Show each line of the data below that has the string "tradisional" in it.

## start

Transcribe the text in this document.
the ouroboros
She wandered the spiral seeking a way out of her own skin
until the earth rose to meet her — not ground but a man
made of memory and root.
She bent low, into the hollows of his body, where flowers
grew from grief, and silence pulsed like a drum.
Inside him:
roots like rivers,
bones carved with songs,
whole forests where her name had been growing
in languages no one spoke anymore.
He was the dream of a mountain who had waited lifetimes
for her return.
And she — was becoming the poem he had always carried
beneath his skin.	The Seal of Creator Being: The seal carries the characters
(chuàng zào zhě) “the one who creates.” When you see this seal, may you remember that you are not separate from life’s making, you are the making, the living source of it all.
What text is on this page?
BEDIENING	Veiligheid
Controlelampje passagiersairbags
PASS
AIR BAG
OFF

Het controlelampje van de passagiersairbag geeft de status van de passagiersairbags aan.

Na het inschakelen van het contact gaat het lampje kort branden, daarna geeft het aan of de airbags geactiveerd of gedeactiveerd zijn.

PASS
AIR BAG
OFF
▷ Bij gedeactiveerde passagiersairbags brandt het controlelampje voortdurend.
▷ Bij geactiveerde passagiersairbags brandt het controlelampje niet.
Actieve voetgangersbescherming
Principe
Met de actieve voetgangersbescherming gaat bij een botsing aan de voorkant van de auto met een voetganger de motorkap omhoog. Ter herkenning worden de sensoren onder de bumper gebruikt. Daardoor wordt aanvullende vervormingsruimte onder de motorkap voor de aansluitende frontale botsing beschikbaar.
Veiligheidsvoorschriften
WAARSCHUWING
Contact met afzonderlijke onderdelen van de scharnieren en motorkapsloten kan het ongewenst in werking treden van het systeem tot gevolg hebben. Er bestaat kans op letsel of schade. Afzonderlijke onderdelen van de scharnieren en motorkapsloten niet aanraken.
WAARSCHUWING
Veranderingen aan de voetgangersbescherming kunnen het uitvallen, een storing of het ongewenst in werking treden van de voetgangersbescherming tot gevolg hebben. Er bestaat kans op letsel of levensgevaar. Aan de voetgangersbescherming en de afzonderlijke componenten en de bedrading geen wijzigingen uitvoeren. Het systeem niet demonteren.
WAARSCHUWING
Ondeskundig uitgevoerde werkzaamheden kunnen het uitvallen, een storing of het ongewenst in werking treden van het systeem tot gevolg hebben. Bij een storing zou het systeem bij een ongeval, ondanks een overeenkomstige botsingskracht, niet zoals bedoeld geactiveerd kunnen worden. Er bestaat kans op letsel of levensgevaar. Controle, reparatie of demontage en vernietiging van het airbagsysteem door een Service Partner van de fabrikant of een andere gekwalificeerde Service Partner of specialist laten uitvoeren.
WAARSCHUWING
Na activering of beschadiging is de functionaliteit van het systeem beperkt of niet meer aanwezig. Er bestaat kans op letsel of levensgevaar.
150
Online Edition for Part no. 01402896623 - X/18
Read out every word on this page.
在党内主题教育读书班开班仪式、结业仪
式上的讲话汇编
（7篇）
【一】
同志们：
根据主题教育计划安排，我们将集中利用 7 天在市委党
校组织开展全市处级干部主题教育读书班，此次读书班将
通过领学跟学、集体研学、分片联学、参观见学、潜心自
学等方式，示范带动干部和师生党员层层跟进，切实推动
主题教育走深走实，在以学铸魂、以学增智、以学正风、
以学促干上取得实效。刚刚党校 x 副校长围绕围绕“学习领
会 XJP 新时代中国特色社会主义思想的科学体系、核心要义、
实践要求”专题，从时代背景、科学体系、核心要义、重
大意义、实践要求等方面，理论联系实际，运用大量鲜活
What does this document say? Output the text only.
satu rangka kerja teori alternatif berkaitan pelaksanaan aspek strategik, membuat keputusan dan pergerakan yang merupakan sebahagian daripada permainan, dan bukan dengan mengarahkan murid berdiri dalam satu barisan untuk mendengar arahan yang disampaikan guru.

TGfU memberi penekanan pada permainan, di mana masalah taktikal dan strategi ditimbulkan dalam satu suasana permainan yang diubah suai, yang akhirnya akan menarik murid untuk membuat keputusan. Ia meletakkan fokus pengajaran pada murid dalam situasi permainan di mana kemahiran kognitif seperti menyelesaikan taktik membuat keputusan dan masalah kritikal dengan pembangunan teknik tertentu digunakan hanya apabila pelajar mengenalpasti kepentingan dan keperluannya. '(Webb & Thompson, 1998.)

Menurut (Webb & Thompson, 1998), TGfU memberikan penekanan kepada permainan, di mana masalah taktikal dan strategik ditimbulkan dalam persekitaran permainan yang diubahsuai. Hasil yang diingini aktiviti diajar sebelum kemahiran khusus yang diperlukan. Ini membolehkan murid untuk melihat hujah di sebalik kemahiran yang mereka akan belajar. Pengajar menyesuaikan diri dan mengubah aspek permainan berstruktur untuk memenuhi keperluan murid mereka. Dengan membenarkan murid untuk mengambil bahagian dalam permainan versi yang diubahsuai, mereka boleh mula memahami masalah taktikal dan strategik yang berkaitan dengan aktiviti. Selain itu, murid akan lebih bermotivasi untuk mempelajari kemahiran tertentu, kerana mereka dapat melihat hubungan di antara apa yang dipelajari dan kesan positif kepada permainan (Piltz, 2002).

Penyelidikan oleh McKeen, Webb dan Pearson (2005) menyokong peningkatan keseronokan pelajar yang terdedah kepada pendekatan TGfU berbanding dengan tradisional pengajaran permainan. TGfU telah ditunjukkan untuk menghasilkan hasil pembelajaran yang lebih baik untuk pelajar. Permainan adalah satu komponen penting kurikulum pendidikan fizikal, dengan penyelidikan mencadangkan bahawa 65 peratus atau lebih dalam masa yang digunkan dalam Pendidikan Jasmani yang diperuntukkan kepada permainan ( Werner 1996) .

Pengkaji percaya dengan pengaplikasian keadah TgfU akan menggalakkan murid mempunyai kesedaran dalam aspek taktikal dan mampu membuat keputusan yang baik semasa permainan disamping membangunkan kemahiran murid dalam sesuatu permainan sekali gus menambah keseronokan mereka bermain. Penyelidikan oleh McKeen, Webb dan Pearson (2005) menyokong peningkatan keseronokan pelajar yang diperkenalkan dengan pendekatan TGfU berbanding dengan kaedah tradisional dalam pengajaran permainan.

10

## end

§ **TASK OUTPUT**:
Penyelidikan oleh McKeen, Webb dan Pearson (2005) menyokong peningkatan keseronokan pelajar yang terdedah kepada pendekatan TGfU berbanding dengan tradisional pengajaran permainan. TGfU telah ditunjukkan untuk menghasilkan hasil pembelajaran yang lebih baik untuk pelajar. Permainan adalah satu komponen penting kurikulum pendidikan fizikal, dengan penyelidikan mencadangkan bahawa 65 peratus atau lebih dalam masa yang digunkan dalam Pendidikan Jasmani yang diperuntukkan kepada permainan ( Werner 1996) .
Pengkaji percaya dengan pengaplikasian keadah TgfU akan menggalakkan murid mempunyai kesedaran dalam aspek taktikal dan mampu membuat keputusan yang baik semasa permainan disamping membangunkan kemahiran murid dalam sesuatu permainan sekali gus menambah keseronokan mereka bermain. Penyelidikan oleh McKeen, Webb dan Pearson (2005) menyokong peningkatan keseronokan pelajar yang diperkenalkan dengan pendekatan TGfU berbanding dengan kaedah tradisional dalam pengajaran permainan.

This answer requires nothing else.